» **Exercise description**
Every record must be transcribed in its entirety, apart from the images, which are to be omitted.

» **Data for the task**
======

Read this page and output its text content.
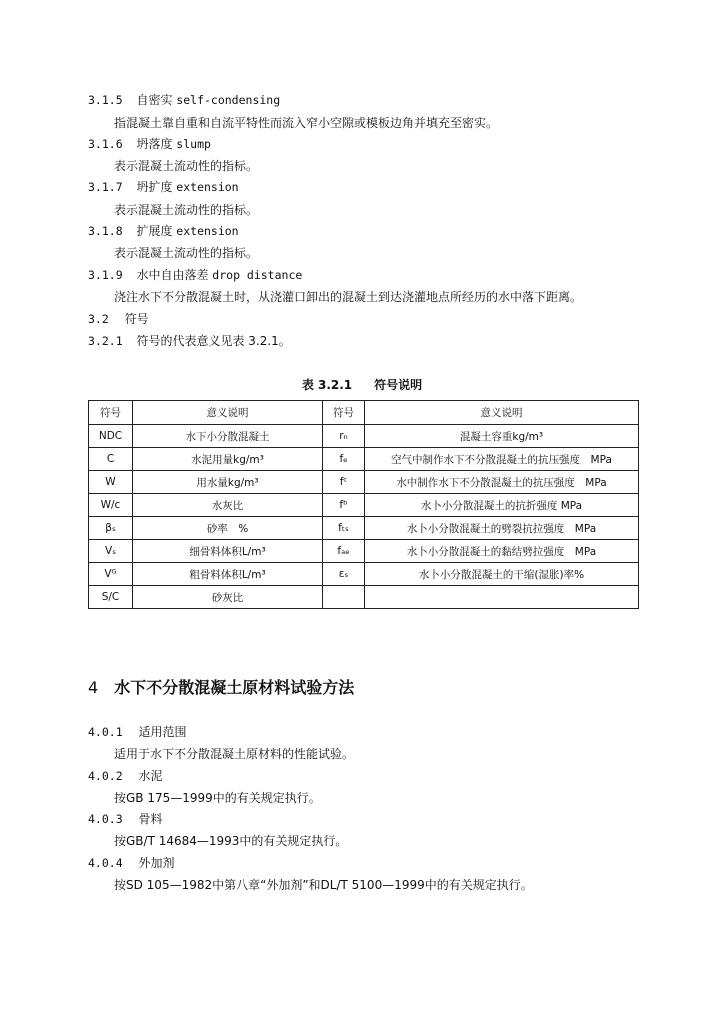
3.1.5 自密实 self-condensing
指混凝土靠自重和自流平特性而流入窄小空隙或模板边角并填充至密实。
3.1.6 坍落度 slump
表示混凝土流动性的指标。
3.1.7 坍扩度 extension
表示混凝土流动性的指标。
3.1.8 扩展度 extension
表示混凝土流动性的指标。
3.1.9 水中自由落差 drop distance
浇注水下不分散混凝土时，从浇灌口卸出的混凝土到达浇灌地点所经历的水中落下距离。
3.2 符号
3.2.1 符号的代表意义见表 3.2.1。
表 3.2.1 符号说明
符号	意义说明	符号	意义说明
NDC	水下小分散混凝土	rₙ	混凝土容重kg/m³
C	水泥用量kg/m³	fₑ	空气中制作水下不分散混凝土的抗压强度　MPa
W	用水量kg/m³	fᶜ	水中制作水下不分散混凝土的抗压强度　MPa
W/c	水灰比	fᵇ	水卜小分散混凝土的抗折强度 MPa
βₛ	砂率　%	fₜₛ	水卜小分散混凝土的劈裂抗拉强度　MPa
Vₛ	细骨料体积L/m³	fₐₑ	水卜小分散混凝土的黏结劈拉强度　MPa
Vᴳ	粗骨料体积L/m³	εₛ	水卜小分散混凝土的干缩(湿胀)率%
S/C	砂灰比		
4 水下不分散混凝土原材料试验方法
4.0.1 适用范围
适用于水下不分散混凝土原材料的性能试验。
4.0.2 水泥
按GB 175—1999中的有关规定执行。
4.0.3 骨料
按GB/T 14684—1993中的有关规定执行。
4.0.4 外加剂
按SD 105—1982中第八章“外加剂”和DL/T 5100—1999中的有关规定执行。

======

» **Answer to this task**
Read this page and output its text content.
3.1.5 自密实 self-condensing
指混凝土靠自重和自流平特性而流入窄小空隙或模板边角并填充至密实。
3.1.6 坍落度 slump
表示混凝土流动性的指标。
3.1.7 坍扩度 extension
表示混凝土流动性的指标。
3.1.8 扩展度 extension
表示混凝土流动性的指标。
3.1.9 水中自由落差 drop distance
浇注水下不分散混凝土时，从浇灌口卸出的混凝土到达浇灌地点所经历的水中落下距离。
3.2 符号
3.2.1 符号的代表意义见表 3.2.1。
表 3.2.1 符号说明
符号	意义说明	符号	意义说明
NDC	水下小分散混凝土	rₙ	混凝土容重kg/m³
C	水泥用量kg/m³	fₑ	空气中制作水下不分散混凝土的抗压强度　MPa
W	用水量kg/m³	fᶜ	水中制作水下不分散混凝土的抗压强度　MPa
W/c	水灰比	fᵇ	水卜小分散混凝土的抗折强度 MPa
βₛ	砂率　%	fₜₛ	水卜小分散混凝土的劈裂抗拉强度　MPa
Vₛ	细骨料体积L/m³	fₐₑ	水卜小分散混凝土的黏结劈拉强度　MPa
Vᴳ	粗骨料体积L/m³	εₛ	水卜小分散混凝土的干缩(湿胀)率%
S/C	砂灰比		
4 水下不分散混凝土原材料试验方法
4.0.1 适用范围
适用于水下不分散混凝土原材料的性能试验。
4.0.2 水泥
按GB 175—1999中的有关规定执行。
4.0.3 骨料
按GB/T 14684—1993中的有关规定执行。
4.0.4 外加剂
按SD 105—1982中第八章“外加剂”和DL/T 5100—1999中的有关规定执行。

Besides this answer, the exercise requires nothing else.